Stored data:
^^^^
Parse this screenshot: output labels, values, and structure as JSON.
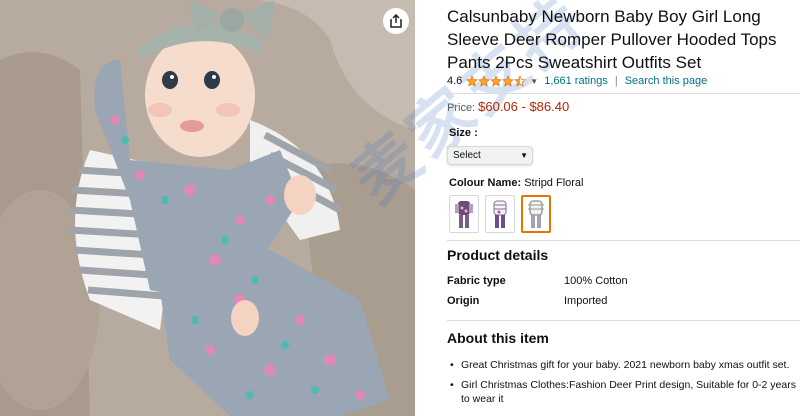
{
  "product": {
    "title": "Calsunbaby Newborn Baby Boy Girl Long Sleeve Deer Romper Pullover Hooded Tops Pants 2Pcs Sweatshirt Outfits Set",
    "rating_value": "4.6",
    "rating_stars": 4.5,
    "ratings_count": "1,661 ratings",
    "search_link": "Search this page",
    "price_label": "Price:",
    "price_range": "$60.06 - $86.40",
    "accent_price_color": "#B12704",
    "link_color": "#007185"
  },
  "size": {
    "label": "Size :",
    "selected": "Select"
  },
  "color": {
    "label": "Colour Name:",
    "selected": "Stripd Floral",
    "swatch_count": 3,
    "selected_index": 2
  },
  "details": {
    "heading": "Product details",
    "rows": [
      {
        "key": "Fabric type",
        "value": "100% Cotton"
      },
      {
        "key": "Origin",
        "value": "Imported"
      }
    ]
  },
  "about": {
    "heading": "About this item",
    "bullets": [
      "Great Christmas gift for your baby. 2021 newborn baby xmas outfit set.",
      "Girl Christmas Clothes:Fashion Deer Print design, Suitable for 0-2 years to wear it"
    ]
  },
  "image": {
    "watermark": "麦家支持"
  },
  "icons": {
    "share": "share-icon",
    "star": "star-icon",
    "chevron": "chevron-down-icon"
  }
}
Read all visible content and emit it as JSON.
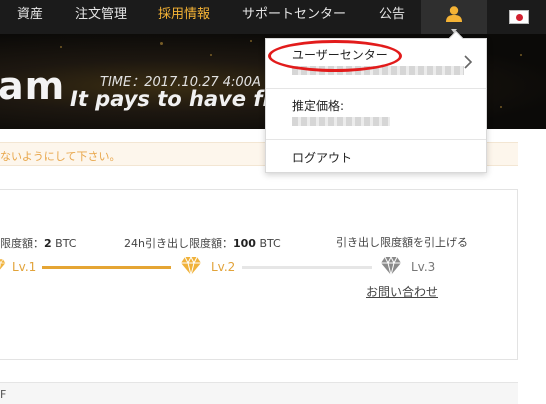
{
  "nav": {
    "items": [
      {
        "label": "資産",
        "active": false
      },
      {
        "label": "注文管理",
        "active": false
      },
      {
        "label": "採用情報",
        "active": true
      },
      {
        "label": "サポートセンター",
        "active": false
      },
      {
        "label": "公告",
        "active": false
      }
    ],
    "user_icon": "user-icon",
    "flag_icon": "japan-flag-icon",
    "accent_color": "#f5b335"
  },
  "banner": {
    "title_fragment": "am",
    "time_text": "TIME：2017.10.27 4:00A",
    "tagline": "It pays to have fri"
  },
  "notice": {
    "text": "ないようにして下さい。"
  },
  "limits": {
    "lv1_label": "限度額：",
    "lv1_value": "2",
    "lv1_unit": "BTC",
    "lv2_label": "24h引き出し限度額：",
    "lv2_value": "100",
    "lv2_unit": "BTC",
    "raise_label": "引き出し限度額を引上げる",
    "levels": [
      "Lv.1",
      "Lv.2",
      "Lv.3"
    ],
    "contact_link": "お問い合わせ",
    "gold_color": "#e5a534"
  },
  "bottom": {
    "text": "F"
  },
  "dropdown": {
    "user_center_label": "ユーザーセンター",
    "estimated_value_label": "推定価格:",
    "logout_label": "ログアウト",
    "highlight_color": "#e21b1b"
  }
}
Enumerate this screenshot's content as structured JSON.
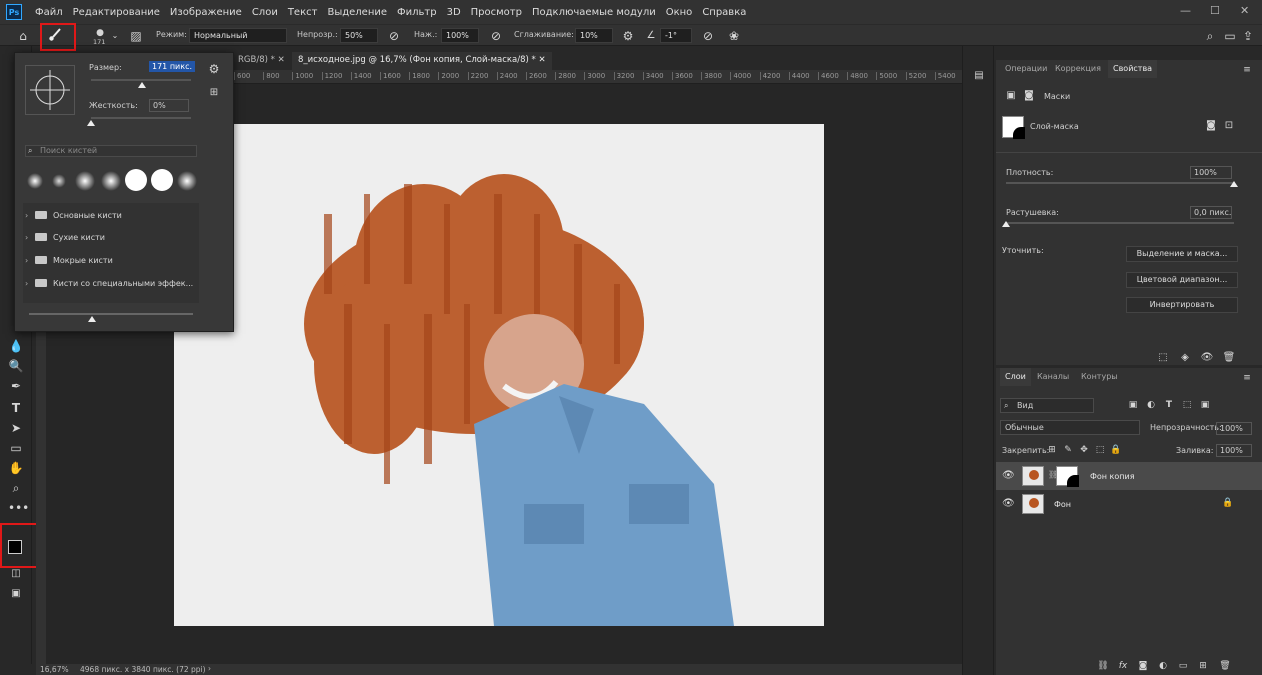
{
  "app": {
    "logo": "Ps"
  },
  "menu": [
    "Файл",
    "Редактирование",
    "Изображение",
    "Слои",
    "Текст",
    "Выделение",
    "Фильтр",
    "3D",
    "Просмотр",
    "Подключаемые модули",
    "Окно",
    "Справка"
  ],
  "window_controls": {
    "minimize": "—",
    "maximize": "☐",
    "close": "✕"
  },
  "options": {
    "brush_size": "171",
    "mode_label": "Режим:",
    "mode_value": "Нормальный",
    "opacity_label": "Непрозр.:",
    "opacity_value": "50%",
    "pressure_label": "Наж.:",
    "pressure_value": "100%",
    "smoothing_label": "Сглаживание:",
    "smoothing_value": "10%",
    "angle_value": "-1°"
  },
  "brush_popup": {
    "size_label": "Размер:",
    "size_value": "171 пикс.",
    "hardness_label": "Жесткость:",
    "hardness_value": "0%",
    "size_fraction": 0.51,
    "hardness_fraction": 0.0,
    "search_placeholder": "Поиск кистей",
    "folders": [
      "Основные кисти",
      "Сухие кисти",
      "Мокрые кисти",
      "Кисти со специальными эффек..."
    ]
  },
  "tabs": {
    "partial": "RGB/8) *",
    "active": "8_исходное.jpg @ 16,7% (Фон копия, Слой-маска/8) *"
  },
  "ruler_ticks": [
    "600",
    "800",
    "1000",
    "1200",
    "1400",
    "1600",
    "1800",
    "2000",
    "2200",
    "2400",
    "2600",
    "2800",
    "3000",
    "3200",
    "3400",
    "3600",
    "3800",
    "4000",
    "4200",
    "4400",
    "4600",
    "4800",
    "5000",
    "5200",
    "5400"
  ],
  "status": {
    "zoom": "16,67%",
    "doc_size": "4968 пикс. x 3840 пикс. (72 ppi)"
  },
  "properties_panel": {
    "tabs": [
      "Операции",
      "Коррекция",
      "Свойства"
    ],
    "masks_label": "Маски",
    "mask_name": "Слой-маска",
    "density_label": "Плотность:",
    "density_value": "100%",
    "feather_label": "Растушевка:",
    "feather_value": "0,0 пикс.",
    "density_fraction": 1.0,
    "feather_fraction": 0.0,
    "refine_label": "Уточнить:",
    "buttons": [
      "Выделение и маска...",
      "Цветовой диапазон...",
      "Инвертировать"
    ]
  },
  "layers_panel": {
    "tabs": [
      "Слои",
      "Каналы",
      "Контуры"
    ],
    "filter_label": "Вид",
    "blend_mode": "Обычные",
    "opacity_label": "Непрозрачность:",
    "opacity_value": "100%",
    "lock_label": "Закрепить:",
    "fill_label": "Заливка:",
    "fill_value": "100%",
    "layers": [
      {
        "name": "Фон копия"
      },
      {
        "name": "Фон"
      }
    ]
  },
  "colors": {
    "accent": "#31a8ff",
    "highlight_box": "#e01818",
    "hair": "#b85520",
    "denim": "#6f9dc8"
  }
}
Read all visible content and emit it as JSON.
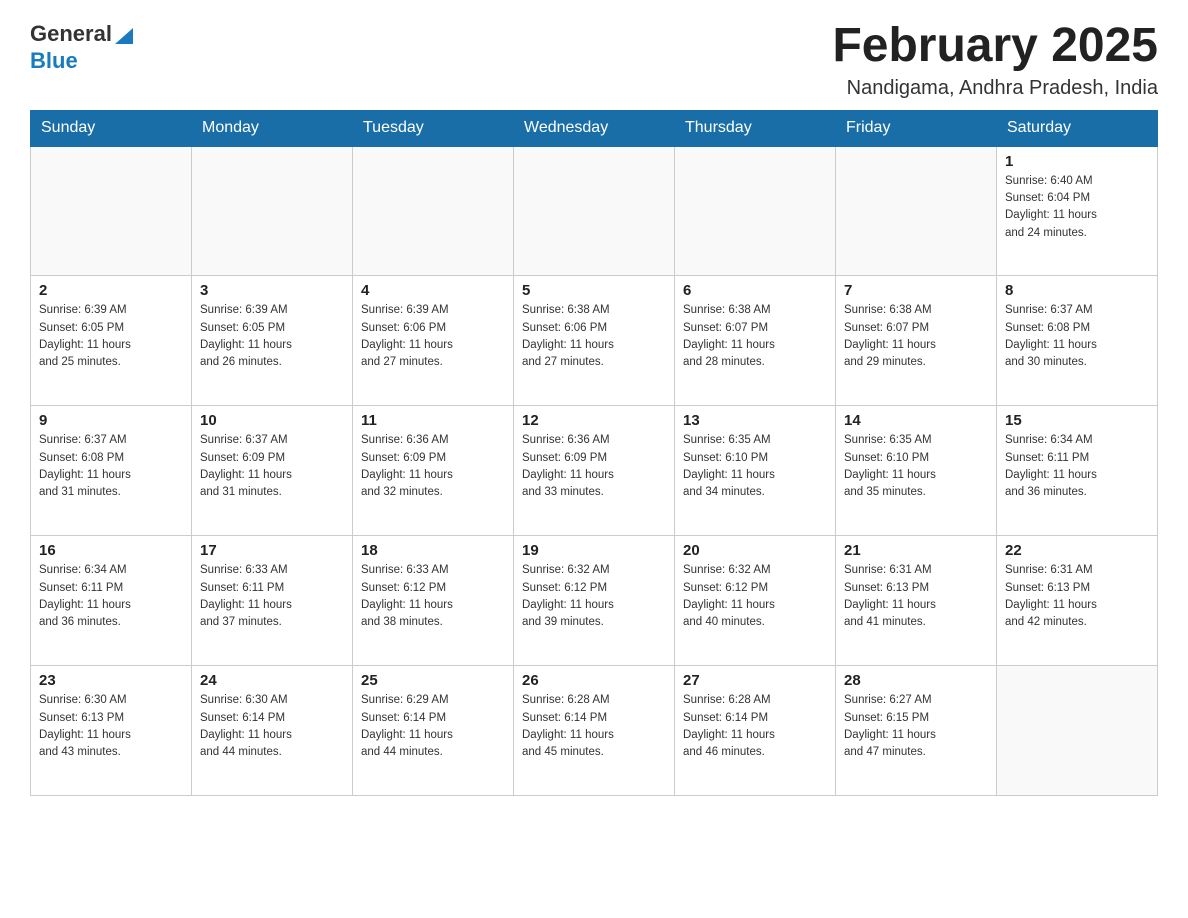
^^^^
▶ [Prompt]: All of the data needs repeating exactly, but the pictures do not.

▶ [Correct answer]:
Parse this screenshot: output labels, values, and structure as JSON.
{
  "product": {
    "title": "Calsunbaby Newborn Baby Boy Girl Long Sleeve Deer Romper Pullover Hooded Tops Pants 2Pcs Sweatshirt Outfits Set",
    "rating_value": "4.6",
    "rating_stars": 4.5,
    "ratings_count": "1,661 ratings",
    "search_link": "Search this page",
    "price_label": "Price:",
    "price_range": "$60.06 - $86.40",
    "accent_price_color": "#B12704",
    "link_color": "#007185"
  },
  "size": {
    "label": "Size :",
    "selected": "Select"
  },
  "color": {
    "label": "Colour Name:",
    "selected": "Stripd Floral",
    "swatch_count": 3,
    "selected_index": 2
  },
  "details": {
    "heading": "Product details",
    "rows": [
      {
        "key": "Fabric type",
        "value": "100% Cotton"
      },
      {
        "key": "Origin",
        "value": "Imported"
      }
    ]
  },
  "about": {
    "heading": "About this item",
    "bullets": [
      "Great Christmas gift for your baby. 2021 newborn baby xmas outfit set.",
      "Girl Christmas Clothes:Fashion Deer Print design, Suitable for 0-2 years to wear it"
    ]
  },
  "image": {
    "watermark": "麦家支持"
  },
  "icons": {
    "share": "share-icon",
    "star": "star-icon",
    "chevron": "chevron-down-icon"
  }
}
Read all visible content and emit it as JSON.
{
  "nav": {
    "items": [
      {
        "label": "資産",
        "active": false
      },
      {
        "label": "注文管理",
        "active": false
      },
      {
        "label": "採用情報",
        "active": true
      },
      {
        "label": "サポートセンター",
        "active": false
      },
      {
        "label": "公告",
        "active": false
      }
    ],
    "user_icon": "user-icon",
    "flag_icon": "japan-flag-icon",
    "accent_color": "#f5b335"
  },
  "banner": {
    "title_fragment": "am",
    "time_text": "TIME：2017.10.27 4:00A",
    "tagline": "It pays to have fri"
  },
  "notice": {
    "text": "ないようにして下さい。"
  },
  "limits": {
    "lv1_label": "限度額：",
    "lv1_value": "2",
    "lv1_unit": "BTC",
    "lv2_label": "24h引き出し限度額：",
    "lv2_value": "100",
    "lv2_unit": "BTC",
    "raise_label": "引き出し限度額を引上げる",
    "levels": [
      "Lv.1",
      "Lv.2",
      "Lv.3"
    ],
    "contact_link": "お問い合わせ",
    "gold_color": "#e5a534"
  },
  "bottom": {
    "text": "F"
  },
  "dropdown": {
    "user_center_label": "ユーザーセンター",
    "estimated_value_label": "推定価格:",
    "logout_label": "ログアウト",
    "highlight_color": "#e21b1b"
  }
}
Enumerate this screenshot's content as structured JSON.
{
  "app": {
    "logo": "Ps"
  },
  "menu": [
    "Файл",
    "Редактирование",
    "Изображение",
    "Слои",
    "Текст",
    "Выделение",
    "Фильтр",
    "3D",
    "Просмотр",
    "Подключаемые модули",
    "Окно",
    "Справка"
  ],
  "window_controls": {
    "minimize": "—",
    "maximize": "☐",
    "close": "✕"
  },
  "options": {
    "brush_size": "171",
    "mode_label": "Режим:",
    "mode_value": "Нормальный",
    "opacity_label": "Непрозр.:",
    "opacity_value": "50%",
    "pressure_label": "Наж.:",
    "pressure_value": "100%",
    "smoothing_label": "Сглаживание:",
    "smoothing_value": "10%",
    "angle_value": "-1°"
  },
  "brush_popup": {
    "size_label": "Размер:",
    "size_value": "171 пикс.",
    "hardness_label": "Жесткость:",
    "hardness_value": "0%",
    "size_fraction": 0.51,
    "hardness_fraction": 0.0,
    "search_placeholder": "Поиск кистей",
    "folders": [
      "Основные кисти",
      "Сухие кисти",
      "Мокрые кисти",
      "Кисти со специальными эффек..."
    ]
  },
  "tabs": {
    "partial": "RGB/8) *",
    "active": "8_исходное.jpg @ 16,7% (Фон копия, Слой-маска/8) *"
  },
  "ruler_ticks": [
    "600",
    "800",
    "1000",
    "1200",
    "1400",
    "1600",
    "1800",
    "2000",
    "2200",
    "2400",
    "2600",
    "2800",
    "3000",
    "3200",
    "3400",
    "3600",
    "3800",
    "4000",
    "4200",
    "4400",
    "4600",
    "4800",
    "5000",
    "5200",
    "5400"
  ],
  "status": {
    "zoom": "16,67%",
    "doc_size": "4968 пикс. x 3840 пикс. (72 ppi)"
  },
  "properties_panel": {
    "tabs": [
      "Операции",
      "Коррекция",
      "Свойства"
    ],
    "masks_label": "Маски",
    "mask_name": "Слой-маска",
    "density_label": "Плотность:",
    "density_value": "100%",
    "feather_label": "Растушевка:",
    "feather_value": "0,0 пикс.",
    "density_fraction": 1.0,
    "feather_fraction": 0.0,
    "refine_label": "Уточнить:",
    "buttons": [
      "Выделение и маска...",
      "Цветовой диапазон...",
      "Инвертировать"
    ]
  },
  "layers_panel": {
    "tabs": [
      "Слои",
      "Каналы",
      "Контуры"
    ],
    "filter_label": "Вид",
    "blend_mode": "Обычные",
    "opacity_label": "Непрозрачность:",
    "opacity_value": "100%",
    "lock_label": "Закрепить:",
    "fill_label": "Заливка:",
    "fill_value": "100%",
    "layers": [
      {
        "name": "Фон копия"
      },
      {
        "name": "Фон"
      }
    ]
  },
  "colors": {
    "accent": "#31a8ff",
    "highlight_box": "#e01818",
    "hair": "#b85520",
    "denim": "#6f9dc8"
  }
}
Read all visible content and emit it as JSON.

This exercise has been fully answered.